# [TASK OBJECTIVE]
List all lines of the data containing the word "values".

# [Data entries]
*****

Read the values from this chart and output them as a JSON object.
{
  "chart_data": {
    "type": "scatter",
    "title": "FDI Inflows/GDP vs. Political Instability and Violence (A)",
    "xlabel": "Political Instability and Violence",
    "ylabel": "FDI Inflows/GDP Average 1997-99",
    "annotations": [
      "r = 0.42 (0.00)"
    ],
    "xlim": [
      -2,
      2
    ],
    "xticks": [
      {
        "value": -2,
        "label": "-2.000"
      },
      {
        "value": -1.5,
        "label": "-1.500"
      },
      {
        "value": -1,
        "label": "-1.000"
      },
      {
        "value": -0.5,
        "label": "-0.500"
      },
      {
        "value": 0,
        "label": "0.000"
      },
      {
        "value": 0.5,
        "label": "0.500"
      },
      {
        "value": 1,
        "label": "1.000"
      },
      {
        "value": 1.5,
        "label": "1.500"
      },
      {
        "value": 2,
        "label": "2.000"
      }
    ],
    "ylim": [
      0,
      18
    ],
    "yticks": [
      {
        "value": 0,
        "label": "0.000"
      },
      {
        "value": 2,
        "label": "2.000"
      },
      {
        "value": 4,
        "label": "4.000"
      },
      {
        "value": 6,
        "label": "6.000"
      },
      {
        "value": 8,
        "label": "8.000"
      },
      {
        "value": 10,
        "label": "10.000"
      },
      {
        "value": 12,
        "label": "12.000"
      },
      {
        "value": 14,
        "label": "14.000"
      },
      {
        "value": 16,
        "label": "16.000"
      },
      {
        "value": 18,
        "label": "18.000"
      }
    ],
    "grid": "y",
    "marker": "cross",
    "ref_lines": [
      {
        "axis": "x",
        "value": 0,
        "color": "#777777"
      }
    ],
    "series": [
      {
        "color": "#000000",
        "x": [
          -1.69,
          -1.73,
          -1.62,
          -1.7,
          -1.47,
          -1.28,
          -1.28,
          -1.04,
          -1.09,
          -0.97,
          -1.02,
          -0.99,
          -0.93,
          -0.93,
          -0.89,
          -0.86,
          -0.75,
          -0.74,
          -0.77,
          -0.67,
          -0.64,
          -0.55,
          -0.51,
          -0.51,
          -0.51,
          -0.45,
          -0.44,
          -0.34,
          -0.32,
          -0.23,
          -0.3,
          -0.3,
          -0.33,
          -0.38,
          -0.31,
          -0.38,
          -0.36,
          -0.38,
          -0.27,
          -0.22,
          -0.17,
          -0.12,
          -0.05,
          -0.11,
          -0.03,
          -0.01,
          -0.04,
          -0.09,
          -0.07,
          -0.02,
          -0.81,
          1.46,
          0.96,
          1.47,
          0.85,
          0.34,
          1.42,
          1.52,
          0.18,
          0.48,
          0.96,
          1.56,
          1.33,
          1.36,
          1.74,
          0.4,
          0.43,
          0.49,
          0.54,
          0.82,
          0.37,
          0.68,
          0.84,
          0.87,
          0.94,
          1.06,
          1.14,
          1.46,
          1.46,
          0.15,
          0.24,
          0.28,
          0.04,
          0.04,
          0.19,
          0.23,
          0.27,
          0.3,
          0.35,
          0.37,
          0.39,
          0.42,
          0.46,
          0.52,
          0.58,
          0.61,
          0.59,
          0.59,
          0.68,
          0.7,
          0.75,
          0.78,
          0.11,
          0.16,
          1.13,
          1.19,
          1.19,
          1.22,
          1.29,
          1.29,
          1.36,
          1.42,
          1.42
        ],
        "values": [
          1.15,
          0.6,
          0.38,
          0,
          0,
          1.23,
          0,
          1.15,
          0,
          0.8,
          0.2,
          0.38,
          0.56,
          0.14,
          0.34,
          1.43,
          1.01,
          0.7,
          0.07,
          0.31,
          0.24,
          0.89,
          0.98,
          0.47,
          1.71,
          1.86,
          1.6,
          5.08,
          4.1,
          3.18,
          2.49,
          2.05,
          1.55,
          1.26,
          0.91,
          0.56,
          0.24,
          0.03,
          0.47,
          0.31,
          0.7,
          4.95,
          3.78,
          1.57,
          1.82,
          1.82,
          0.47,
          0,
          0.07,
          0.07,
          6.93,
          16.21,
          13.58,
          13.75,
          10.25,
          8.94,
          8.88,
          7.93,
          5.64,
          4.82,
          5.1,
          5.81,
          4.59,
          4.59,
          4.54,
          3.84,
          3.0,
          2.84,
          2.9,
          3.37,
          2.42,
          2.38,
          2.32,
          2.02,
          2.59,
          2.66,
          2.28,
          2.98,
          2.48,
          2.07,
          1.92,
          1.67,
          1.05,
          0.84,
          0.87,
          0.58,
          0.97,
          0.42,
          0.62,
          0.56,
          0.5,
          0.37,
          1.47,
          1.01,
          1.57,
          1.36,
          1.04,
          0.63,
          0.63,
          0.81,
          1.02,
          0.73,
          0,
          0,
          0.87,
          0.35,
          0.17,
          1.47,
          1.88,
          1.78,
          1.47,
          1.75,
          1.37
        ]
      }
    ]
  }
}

*****

# [ANSWER BELOW]
Read the values from this chart and output them as a JSON object.
        "values": [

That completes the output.